Work instructions
Which lines hold the word "PAGE"? Copy each of them.

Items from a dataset
· · · · ·
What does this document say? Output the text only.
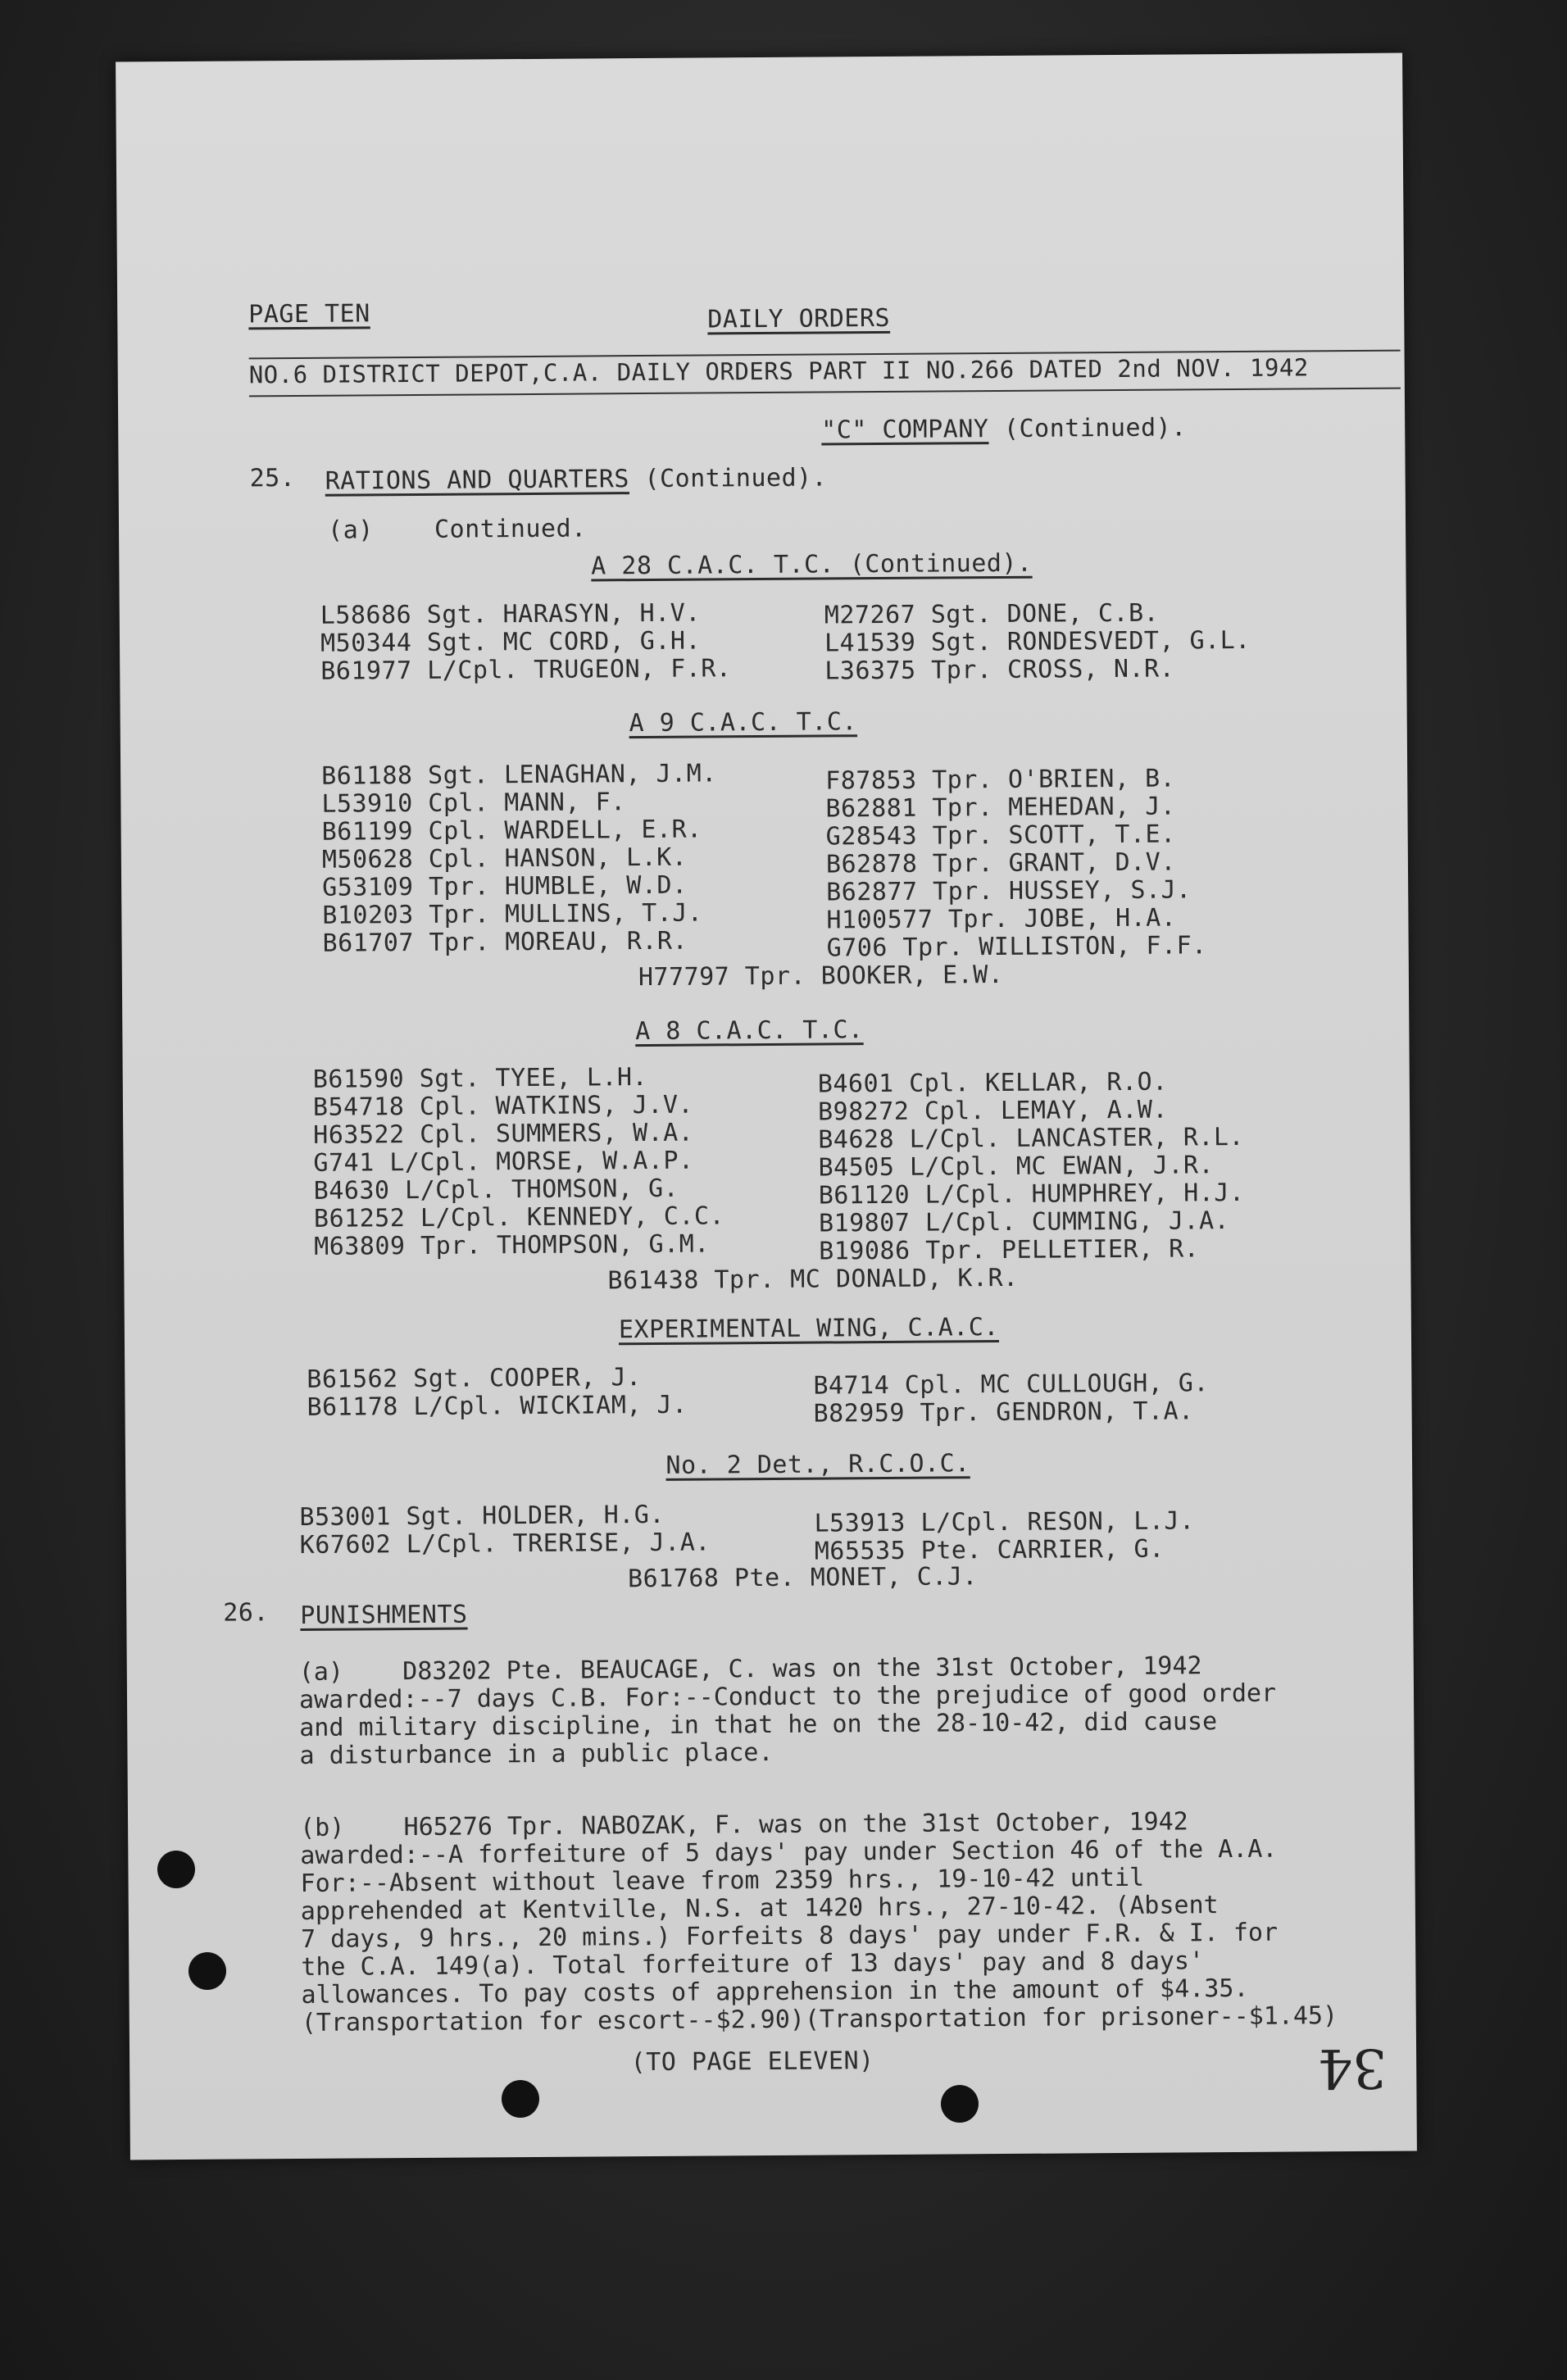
PAGE TEN	DAILY ORDERS
NO.6 DISTRICT DEPOT,C.A. DAILY ORDERS PART II NO.266 DATED 2nd NOV. 1942
"C" COMPANY (Continued).
25. RATIONS AND QUARTERS (Continued).
(a)    Continued.
A 28 C.A.C. T.C. (Continued).
L58686 Sgt. HARASYN, H.V.
M50344 Sgt. MC CORD, G.H.
B61977 L/Cpl. TRUGEON, F.R.
M27267 Sgt. DONE, C.B.
L41539 Sgt. RONDESVEDT, G.L.
L36375 Tpr. CROSS, N.R.
A 9 C.A.C. T.C.
B61188 Sgt. LENAGHAN, J.M.
L53910 Cpl. MANN, F.
B61199 Cpl. WARDELL, E.R.
M50628 Cpl. HANSON, L.K.
G53109 Tpr. HUMBLE, W.D.
B10203 Tpr. MULLINS, T.J.
B61707 Tpr. MOREAU, R.R.
F87853 Tpr. O'BRIEN, B.
B62881 Tpr. MEHEDAN, J.
G28543 Tpr. SCOTT, T.E.
B62878 Tpr. GRANT, D.V.
B62877 Tpr. HUSSEY, S.J.
H100577 Tpr. JOBE, H.A.
G706 Tpr. WILLISTON, F.F.
H77797 Tpr. BOOKER, E.W.
A 8 C.A.C. T.C.
B61590 Sgt. TYEE, L.H.
B54718 Cpl. WATKINS, J.V.
H63522 Cpl. SUMMERS, W.A.
G741 L/Cpl. MORSE, W.A.P.
B4630 L/Cpl. THOMSON, G.
B61252 L/Cpl. KENNEDY, C.C.
M63809 Tpr. THOMPSON, G.M.
B4601 Cpl. KELLAR, R.O.
B98272 Cpl. LEMAY, A.W.
B4628 L/Cpl. LANCASTER, R.L.
B4505 L/Cpl. MC EWAN, J.R.
B61120 L/Cpl. HUMPHREY, H.J.
B19807 L/Cpl. CUMMING, J.A.
B19086 Tpr. PELLETIER, R.
B61438 Tpr. MC DONALD, K.R.
EXPERIMENTAL WING, C.A.C.
B61562 Sgt. COOPER, J.
B61178 L/Cpl. WICKIAM, J.
B4714 Cpl. MC CULLOUGH, G.
B82959 Tpr. GENDRON, T.A.
No. 2 Det., R.C.O.C.
B53001 Sgt. HOLDER, H.G.
K67602 L/Cpl. TRERISE, J.A.
L53913 L/Cpl. RESON, L.J.
M65535 Pte. CARRIER, G.
B61768 Pte. MONET, C.J.
26. PUNISHMENTS
(a)    D83202 Pte. BEAUCAGE, C. was on the 31st October, 1942
awarded:--7 days C.B. For:--Conduct to the prejudice of good order
and military discipline, in that he on the 28-10-42, did cause
a disturbance in a public place.
(b)    H65276 Tpr. NABOZAK, F. was on the 31st October, 1942
awarded:--A forfeiture of 5 days' pay under Section 46 of the A.A.
For:--Absent without leave from 2359 hrs., 19-10-42 until
apprehended at Kentville, N.S. at 1420 hrs., 27-10-42. (Absent
7 days, 9 hrs., 20 mins.) Forfeits 8 days' pay under F.R. & I. for
the C.A. 149(a). Total forfeiture of 13 days' pay and 8 days'
allowances. To pay costs of apprehension in the amount of $4.35.
(Transportation for escort--$2.90)(Transportation for prisoner--$1.45)
(TO PAGE ELEVEN)	34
· · · · ·
Exercise output
PAGE TEN	DAILY ORDERS
(TO PAGE ELEVEN)	34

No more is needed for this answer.